State how many lines in the listing below include the word "Display", and add nothing besides the number.

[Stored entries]
Start
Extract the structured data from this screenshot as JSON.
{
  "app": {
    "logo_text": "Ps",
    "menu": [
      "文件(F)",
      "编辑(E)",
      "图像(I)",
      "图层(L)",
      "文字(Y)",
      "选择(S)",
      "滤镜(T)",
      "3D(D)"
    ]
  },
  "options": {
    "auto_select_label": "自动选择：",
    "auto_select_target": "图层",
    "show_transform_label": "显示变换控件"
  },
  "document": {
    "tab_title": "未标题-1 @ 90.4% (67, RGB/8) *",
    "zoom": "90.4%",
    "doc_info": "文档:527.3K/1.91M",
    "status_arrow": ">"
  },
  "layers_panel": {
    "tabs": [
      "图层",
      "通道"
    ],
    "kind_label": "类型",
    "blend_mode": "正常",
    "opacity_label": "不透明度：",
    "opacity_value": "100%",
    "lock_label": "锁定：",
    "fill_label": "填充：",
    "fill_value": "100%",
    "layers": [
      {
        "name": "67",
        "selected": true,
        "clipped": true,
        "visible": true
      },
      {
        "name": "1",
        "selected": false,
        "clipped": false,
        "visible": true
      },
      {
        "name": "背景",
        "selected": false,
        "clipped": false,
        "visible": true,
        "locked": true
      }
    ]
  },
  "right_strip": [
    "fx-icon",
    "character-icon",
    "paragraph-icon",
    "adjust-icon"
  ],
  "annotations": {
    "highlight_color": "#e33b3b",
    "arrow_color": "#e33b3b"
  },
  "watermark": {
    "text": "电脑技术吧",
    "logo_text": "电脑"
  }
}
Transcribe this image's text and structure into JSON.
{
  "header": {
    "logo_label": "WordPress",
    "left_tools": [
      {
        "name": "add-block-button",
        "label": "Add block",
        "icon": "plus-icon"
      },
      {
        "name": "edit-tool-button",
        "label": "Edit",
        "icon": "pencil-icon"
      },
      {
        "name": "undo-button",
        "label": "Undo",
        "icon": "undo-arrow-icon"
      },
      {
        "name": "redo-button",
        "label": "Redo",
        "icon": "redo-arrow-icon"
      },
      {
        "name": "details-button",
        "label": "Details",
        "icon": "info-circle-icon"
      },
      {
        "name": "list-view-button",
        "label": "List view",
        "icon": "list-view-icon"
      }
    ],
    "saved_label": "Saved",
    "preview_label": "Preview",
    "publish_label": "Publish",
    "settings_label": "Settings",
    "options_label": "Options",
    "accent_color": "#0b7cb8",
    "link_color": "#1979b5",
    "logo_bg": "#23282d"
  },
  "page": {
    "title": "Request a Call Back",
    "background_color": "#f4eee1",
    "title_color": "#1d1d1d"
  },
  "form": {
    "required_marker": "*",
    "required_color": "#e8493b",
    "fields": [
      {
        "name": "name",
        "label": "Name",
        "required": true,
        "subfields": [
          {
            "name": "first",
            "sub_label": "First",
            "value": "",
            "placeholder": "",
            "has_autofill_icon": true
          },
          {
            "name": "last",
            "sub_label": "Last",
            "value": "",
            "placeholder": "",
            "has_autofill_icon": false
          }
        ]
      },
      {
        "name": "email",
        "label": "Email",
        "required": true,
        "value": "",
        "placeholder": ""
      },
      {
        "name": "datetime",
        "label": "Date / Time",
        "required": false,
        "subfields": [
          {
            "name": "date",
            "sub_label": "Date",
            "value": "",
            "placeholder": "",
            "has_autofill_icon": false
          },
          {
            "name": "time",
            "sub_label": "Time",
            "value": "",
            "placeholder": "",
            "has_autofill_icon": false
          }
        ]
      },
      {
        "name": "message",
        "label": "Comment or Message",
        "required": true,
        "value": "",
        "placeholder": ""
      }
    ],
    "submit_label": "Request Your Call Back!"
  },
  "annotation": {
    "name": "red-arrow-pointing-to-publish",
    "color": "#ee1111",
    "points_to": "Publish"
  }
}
End
Start
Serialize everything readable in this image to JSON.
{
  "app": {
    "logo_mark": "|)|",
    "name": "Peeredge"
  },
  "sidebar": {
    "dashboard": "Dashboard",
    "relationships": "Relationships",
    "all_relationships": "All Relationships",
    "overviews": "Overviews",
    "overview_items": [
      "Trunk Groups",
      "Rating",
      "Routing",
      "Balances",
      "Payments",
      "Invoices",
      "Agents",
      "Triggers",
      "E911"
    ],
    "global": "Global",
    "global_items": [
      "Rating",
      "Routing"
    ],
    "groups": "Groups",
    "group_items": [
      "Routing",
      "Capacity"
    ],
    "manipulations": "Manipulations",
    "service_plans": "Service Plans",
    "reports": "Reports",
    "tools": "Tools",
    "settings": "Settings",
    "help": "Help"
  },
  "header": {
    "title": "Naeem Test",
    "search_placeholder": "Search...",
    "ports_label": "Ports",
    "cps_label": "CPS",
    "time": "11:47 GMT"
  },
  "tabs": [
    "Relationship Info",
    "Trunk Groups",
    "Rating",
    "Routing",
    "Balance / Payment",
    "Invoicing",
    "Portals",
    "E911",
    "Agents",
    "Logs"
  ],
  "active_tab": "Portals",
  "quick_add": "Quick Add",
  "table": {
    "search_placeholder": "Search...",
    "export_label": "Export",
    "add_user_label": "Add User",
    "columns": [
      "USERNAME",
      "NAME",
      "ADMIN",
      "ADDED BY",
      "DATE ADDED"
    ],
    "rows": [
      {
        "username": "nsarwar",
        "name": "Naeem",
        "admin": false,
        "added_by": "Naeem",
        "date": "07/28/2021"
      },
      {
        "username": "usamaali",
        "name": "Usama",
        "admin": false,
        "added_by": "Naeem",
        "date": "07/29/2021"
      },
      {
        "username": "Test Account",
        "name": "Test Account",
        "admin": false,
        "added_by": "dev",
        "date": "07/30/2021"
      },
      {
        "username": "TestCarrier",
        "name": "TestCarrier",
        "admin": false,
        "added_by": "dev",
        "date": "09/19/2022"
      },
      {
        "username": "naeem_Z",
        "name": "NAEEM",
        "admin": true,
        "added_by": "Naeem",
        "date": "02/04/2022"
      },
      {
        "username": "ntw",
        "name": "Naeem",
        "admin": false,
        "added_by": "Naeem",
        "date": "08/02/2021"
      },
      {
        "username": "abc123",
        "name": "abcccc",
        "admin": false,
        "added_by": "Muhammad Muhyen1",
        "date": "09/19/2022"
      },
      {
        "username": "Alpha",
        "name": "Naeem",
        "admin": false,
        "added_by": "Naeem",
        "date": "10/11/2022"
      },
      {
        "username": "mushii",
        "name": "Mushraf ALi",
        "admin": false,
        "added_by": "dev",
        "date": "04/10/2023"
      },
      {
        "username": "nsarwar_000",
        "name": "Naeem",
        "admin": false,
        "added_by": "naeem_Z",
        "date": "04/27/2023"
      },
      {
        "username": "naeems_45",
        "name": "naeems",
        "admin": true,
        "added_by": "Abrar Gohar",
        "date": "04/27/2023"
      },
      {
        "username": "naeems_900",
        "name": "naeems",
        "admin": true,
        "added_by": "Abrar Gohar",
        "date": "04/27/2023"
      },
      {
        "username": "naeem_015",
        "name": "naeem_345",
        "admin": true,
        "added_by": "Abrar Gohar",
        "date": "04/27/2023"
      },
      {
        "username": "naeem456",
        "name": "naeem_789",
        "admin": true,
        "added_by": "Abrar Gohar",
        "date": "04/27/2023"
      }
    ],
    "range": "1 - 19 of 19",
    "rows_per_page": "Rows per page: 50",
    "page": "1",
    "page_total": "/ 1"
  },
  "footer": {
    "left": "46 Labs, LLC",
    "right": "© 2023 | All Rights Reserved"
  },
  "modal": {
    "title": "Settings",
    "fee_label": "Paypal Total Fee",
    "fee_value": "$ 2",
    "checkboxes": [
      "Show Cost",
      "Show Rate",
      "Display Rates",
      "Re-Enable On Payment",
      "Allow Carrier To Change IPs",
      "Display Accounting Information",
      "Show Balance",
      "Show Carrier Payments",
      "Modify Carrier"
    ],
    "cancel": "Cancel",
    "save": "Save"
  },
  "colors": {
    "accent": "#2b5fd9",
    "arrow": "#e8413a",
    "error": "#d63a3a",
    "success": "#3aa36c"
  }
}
End
• Output below
2